The task:
Extract the listing below in full, unchanged.

Recorded data:
____________________
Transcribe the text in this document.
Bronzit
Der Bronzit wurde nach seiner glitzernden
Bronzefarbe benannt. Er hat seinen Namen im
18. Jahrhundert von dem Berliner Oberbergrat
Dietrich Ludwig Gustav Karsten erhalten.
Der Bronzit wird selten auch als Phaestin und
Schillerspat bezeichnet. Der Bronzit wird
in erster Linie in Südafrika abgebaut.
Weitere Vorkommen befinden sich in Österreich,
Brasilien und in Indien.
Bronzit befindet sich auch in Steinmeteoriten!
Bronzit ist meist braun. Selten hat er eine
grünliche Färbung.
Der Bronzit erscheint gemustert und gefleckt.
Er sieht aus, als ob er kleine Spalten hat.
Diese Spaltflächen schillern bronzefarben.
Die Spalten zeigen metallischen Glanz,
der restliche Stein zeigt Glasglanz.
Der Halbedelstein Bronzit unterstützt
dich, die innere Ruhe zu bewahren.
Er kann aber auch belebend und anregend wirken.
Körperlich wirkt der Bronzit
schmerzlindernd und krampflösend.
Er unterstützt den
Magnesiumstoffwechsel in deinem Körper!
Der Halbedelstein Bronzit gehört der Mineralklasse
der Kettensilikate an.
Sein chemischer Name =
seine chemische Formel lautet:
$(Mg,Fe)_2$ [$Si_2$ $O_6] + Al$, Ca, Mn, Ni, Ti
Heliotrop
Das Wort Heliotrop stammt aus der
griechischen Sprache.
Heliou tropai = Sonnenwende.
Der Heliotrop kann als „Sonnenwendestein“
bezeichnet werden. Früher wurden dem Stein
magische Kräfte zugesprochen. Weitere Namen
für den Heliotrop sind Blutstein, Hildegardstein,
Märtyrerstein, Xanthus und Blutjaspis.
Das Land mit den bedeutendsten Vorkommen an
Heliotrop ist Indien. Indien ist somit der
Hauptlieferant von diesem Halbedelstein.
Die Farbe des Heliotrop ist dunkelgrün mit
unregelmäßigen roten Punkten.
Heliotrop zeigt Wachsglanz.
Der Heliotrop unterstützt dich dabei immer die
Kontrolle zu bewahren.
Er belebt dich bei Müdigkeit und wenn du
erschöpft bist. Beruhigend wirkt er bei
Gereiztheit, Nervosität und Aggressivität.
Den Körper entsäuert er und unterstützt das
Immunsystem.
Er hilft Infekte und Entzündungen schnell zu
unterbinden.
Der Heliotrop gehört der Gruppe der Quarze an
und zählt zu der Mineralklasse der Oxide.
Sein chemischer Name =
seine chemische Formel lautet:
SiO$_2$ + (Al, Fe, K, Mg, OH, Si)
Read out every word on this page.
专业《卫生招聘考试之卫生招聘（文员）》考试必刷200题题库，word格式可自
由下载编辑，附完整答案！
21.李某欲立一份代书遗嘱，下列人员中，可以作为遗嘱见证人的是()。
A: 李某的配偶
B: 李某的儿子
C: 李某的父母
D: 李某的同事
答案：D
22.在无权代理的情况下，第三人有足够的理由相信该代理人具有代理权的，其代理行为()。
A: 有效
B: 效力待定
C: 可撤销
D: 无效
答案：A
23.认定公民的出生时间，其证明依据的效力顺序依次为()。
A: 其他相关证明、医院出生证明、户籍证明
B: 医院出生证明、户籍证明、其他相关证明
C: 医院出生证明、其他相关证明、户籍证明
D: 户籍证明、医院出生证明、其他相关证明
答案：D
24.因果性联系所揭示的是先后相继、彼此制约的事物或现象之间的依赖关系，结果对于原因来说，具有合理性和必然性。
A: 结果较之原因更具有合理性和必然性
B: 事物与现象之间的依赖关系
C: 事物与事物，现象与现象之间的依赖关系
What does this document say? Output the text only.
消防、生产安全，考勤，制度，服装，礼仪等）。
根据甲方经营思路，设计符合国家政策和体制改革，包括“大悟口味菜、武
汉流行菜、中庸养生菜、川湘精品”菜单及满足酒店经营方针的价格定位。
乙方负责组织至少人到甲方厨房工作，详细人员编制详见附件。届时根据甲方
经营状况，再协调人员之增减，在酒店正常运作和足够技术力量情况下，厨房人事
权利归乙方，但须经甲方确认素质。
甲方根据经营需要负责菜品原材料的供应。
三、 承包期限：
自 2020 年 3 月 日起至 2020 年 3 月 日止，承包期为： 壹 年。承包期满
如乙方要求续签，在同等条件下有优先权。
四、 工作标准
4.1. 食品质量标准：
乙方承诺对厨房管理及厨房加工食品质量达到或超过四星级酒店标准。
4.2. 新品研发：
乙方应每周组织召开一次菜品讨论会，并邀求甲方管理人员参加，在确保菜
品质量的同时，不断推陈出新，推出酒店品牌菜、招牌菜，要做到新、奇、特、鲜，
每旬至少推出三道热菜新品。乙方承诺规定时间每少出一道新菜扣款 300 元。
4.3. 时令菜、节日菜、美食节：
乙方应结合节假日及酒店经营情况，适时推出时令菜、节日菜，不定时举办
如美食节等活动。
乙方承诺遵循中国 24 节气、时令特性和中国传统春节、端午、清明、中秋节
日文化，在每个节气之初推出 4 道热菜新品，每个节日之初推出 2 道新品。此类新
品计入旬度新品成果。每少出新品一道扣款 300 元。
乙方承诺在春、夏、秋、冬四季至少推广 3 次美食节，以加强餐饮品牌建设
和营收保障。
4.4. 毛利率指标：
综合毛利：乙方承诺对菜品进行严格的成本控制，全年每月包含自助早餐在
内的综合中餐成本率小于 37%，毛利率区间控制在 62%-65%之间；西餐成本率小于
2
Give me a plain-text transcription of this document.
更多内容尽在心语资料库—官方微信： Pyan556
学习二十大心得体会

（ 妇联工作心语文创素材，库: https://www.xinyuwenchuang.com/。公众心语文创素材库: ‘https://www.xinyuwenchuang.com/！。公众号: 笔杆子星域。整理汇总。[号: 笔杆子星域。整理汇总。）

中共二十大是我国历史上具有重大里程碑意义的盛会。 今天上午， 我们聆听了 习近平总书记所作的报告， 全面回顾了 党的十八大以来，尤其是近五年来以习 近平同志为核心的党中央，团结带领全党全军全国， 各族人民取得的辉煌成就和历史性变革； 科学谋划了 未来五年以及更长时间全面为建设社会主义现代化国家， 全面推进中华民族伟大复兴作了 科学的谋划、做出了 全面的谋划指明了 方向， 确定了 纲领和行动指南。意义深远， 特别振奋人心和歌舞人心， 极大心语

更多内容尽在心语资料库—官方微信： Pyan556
____________________
Finished answer:
Transcribe the text in this document.
Bronzit
Der Bronzit wurde nach seiner glitzernden
Bronzefarbe benannt. Er hat seinen Namen im
18. Jahrhundert von dem Berliner Oberbergrat
Dietrich Ludwig Gustav Karsten erhalten.
Der Bronzit wird selten auch als Phaestin und
Schillerspat bezeichnet. Der Bronzit wird
in erster Linie in Südafrika abgebaut.
Weitere Vorkommen befinden sich in Österreich,
Brasilien und in Indien.
Bronzit befindet sich auch in Steinmeteoriten!
Bronzit ist meist braun. Selten hat er eine
grünliche Färbung.
Der Bronzit erscheint gemustert und gefleckt.
Er sieht aus, als ob er kleine Spalten hat.
Diese Spaltflächen schillern bronzefarben.
Die Spalten zeigen metallischen Glanz,
der restliche Stein zeigt Glasglanz.
Der Halbedelstein Bronzit unterstützt
dich, die innere Ruhe zu bewahren.
Er kann aber auch belebend und anregend wirken.
Körperlich wirkt der Bronzit
schmerzlindernd und krampflösend.
Er unterstützt den
Magnesiumstoffwechsel in deinem Körper!
Der Halbedelstein Bronzit gehört der Mineralklasse
der Kettensilikate an.
Sein chemischer Name =
seine chemische Formel lautet:
$(Mg,Fe)_2$ [$Si_2$ $O_6] + Al$, Ca, Mn, Ni, Ti
Heliotrop
Das Wort Heliotrop stammt aus der
griechischen Sprache.
Heliou tropai = Sonnenwende.
Der Heliotrop kann als „Sonnenwendestein“
bezeichnet werden. Früher wurden dem Stein
magische Kräfte zugesprochen. Weitere Namen
für den Heliotrop sind Blutstein, Hildegardstein,
Märtyrerstein, Xanthus und Blutjaspis.
Das Land mit den bedeutendsten Vorkommen an
Heliotrop ist Indien. Indien ist somit der
Hauptlieferant von diesem Halbedelstein.
Die Farbe des Heliotrop ist dunkelgrün mit
unregelmäßigen roten Punkten.
Heliotrop zeigt Wachsglanz.
Der Heliotrop unterstützt dich dabei immer die
Kontrolle zu bewahren.
Er belebt dich bei Müdigkeit und wenn du
erschöpft bist. Beruhigend wirkt er bei
Gereiztheit, Nervosität und Aggressivität.
Den Körper entsäuert er und unterstützt das
Immunsystem.
Er hilft Infekte und Entzündungen schnell zu
unterbinden.
Der Heliotrop gehört der Gruppe der Quarze an
und zählt zu der Mineralklasse der Oxide.
Sein chemischer Name =
seine chemische Formel lautet:
SiO$_2$ + (Al, Fe, K, Mg, OH, Si)
Read out every word on this page.
专业《卫生招聘考试之卫生招聘（文员）》考试必刷200题题库，word格式可自
由下载编辑，附完整答案！
21.李某欲立一份代书遗嘱，下列人员中，可以作为遗嘱见证人的是()。
A: 李某的配偶
B: 李某的儿子
C: 李某的父母
D: 李某的同事
答案：D
22.在无权代理的情况下，第三人有足够的理由相信该代理人具有代理权的，其代理行为()。
A: 有效
B: 效力待定
C: 可撤销
D: 无效
答案：A
23.认定公民的出生时间，其证明依据的效力顺序依次为()。
A: 其他相关证明、医院出生证明、户籍证明
B: 医院出生证明、户籍证明、其他相关证明
C: 医院出生证明、其他相关证明、户籍证明
D: 户籍证明、医院出生证明、其他相关证明
答案：D
24.因果性联系所揭示的是先后相继、彼此制约的事物或现象之间的依赖关系，结果对于原因来说，具有合理性和必然性。
A: 结果较之原因更具有合理性和必然性
B: 事物与现象之间的依赖关系
C: 事物与事物，现象与现象之间的依赖关系
What does this document say? Output the text only.
消防、生产安全，考勤，制度，服装，礼仪等）。
根据甲方经营思路，设计符合国家政策和体制改革，包括“大悟口味菜、武
汉流行菜、中庸养生菜、川湘精品”菜单及满足酒店经营方针的价格定位。
乙方负责组织至少人到甲方厨房工作，详细人员编制详见附件。届时根据甲方
经营状况，再协调人员之增减，在酒店正常运作和足够技术力量情况下，厨房人事
权利归乙方，但须经甲方确认素质。
甲方根据经营需要负责菜品原材料的供应。
三、 承包期限：
自 2020 年 3 月 日起至 2020 年 3 月 日止，承包期为： 壹 年。承包期满
如乙方要求续签，在同等条件下有优先权。
四、 工作标准
4.1. 食品质量标准：
乙方承诺对厨房管理及厨房加工食品质量达到或超过四星级酒店标准。
4.2. 新品研发：
乙方应每周组织召开一次菜品讨论会，并邀求甲方管理人员参加，在确保菜
品质量的同时，不断推陈出新，推出酒店品牌菜、招牌菜，要做到新、奇、特、鲜，
每旬至少推出三道热菜新品。乙方承诺规定时间每少出一道新菜扣款 300 元。
4.3. 时令菜、节日菜、美食节：
乙方应结合节假日及酒店经营情况，适时推出时令菜、节日菜，不定时举办
如美食节等活动。
乙方承诺遵循中国 24 节气、时令特性和中国传统春节、端午、清明、中秋节
日文化，在每个节气之初推出 4 道热菜新品，每个节日之初推出 2 道新品。此类新
品计入旬度新品成果。每少出新品一道扣款 300 元。
乙方承诺在春、夏、秋、冬四季至少推广 3 次美食节，以加强餐饮品牌建设
和营收保障。
4.4. 毛利率指标：
综合毛利：乙方承诺对菜品进行严格的成本控制，全年每月包含自助早餐在
内的综合中餐成本率小于 37%，毛利率区间控制在 62%-65%之间；西餐成本率小于
2
Give me a plain-text transcription of this document.
更多内容尽在心语资料库—官方微信： Pyan556
学习二十大心得体会

（ 妇联工作心语文创素材，库: https://www.xinyuwenchuang.com/。公众心语文创素材库: ‘https://www.xinyuwenchuang.com/！。公众号: 笔杆子星域。整理汇总。[号: 笔杆子星域。整理汇总。）

中共二十大是我国历史上具有重大里程碑意义的盛会。 今天上午， 我们聆听了 习近平总书记所作的报告， 全面回顾了 党的十八大以来，尤其是近五年来以习 近平同志为核心的党中央，团结带领全党全军全国， 各族人民取得的辉煌成就和历史性变革； 科学谋划了 未来五年以及更长时间全面为建设社会主义现代化国家， 全面推进中华民族伟大复兴作了 科学的谋划、做出了 全面的谋划指明了 方向， 确定了 纲领和行动指南。意义深远， 特别振奋人心和歌舞人心， 极大心语

更多内容尽在心语资料库—官方微信： Pyan556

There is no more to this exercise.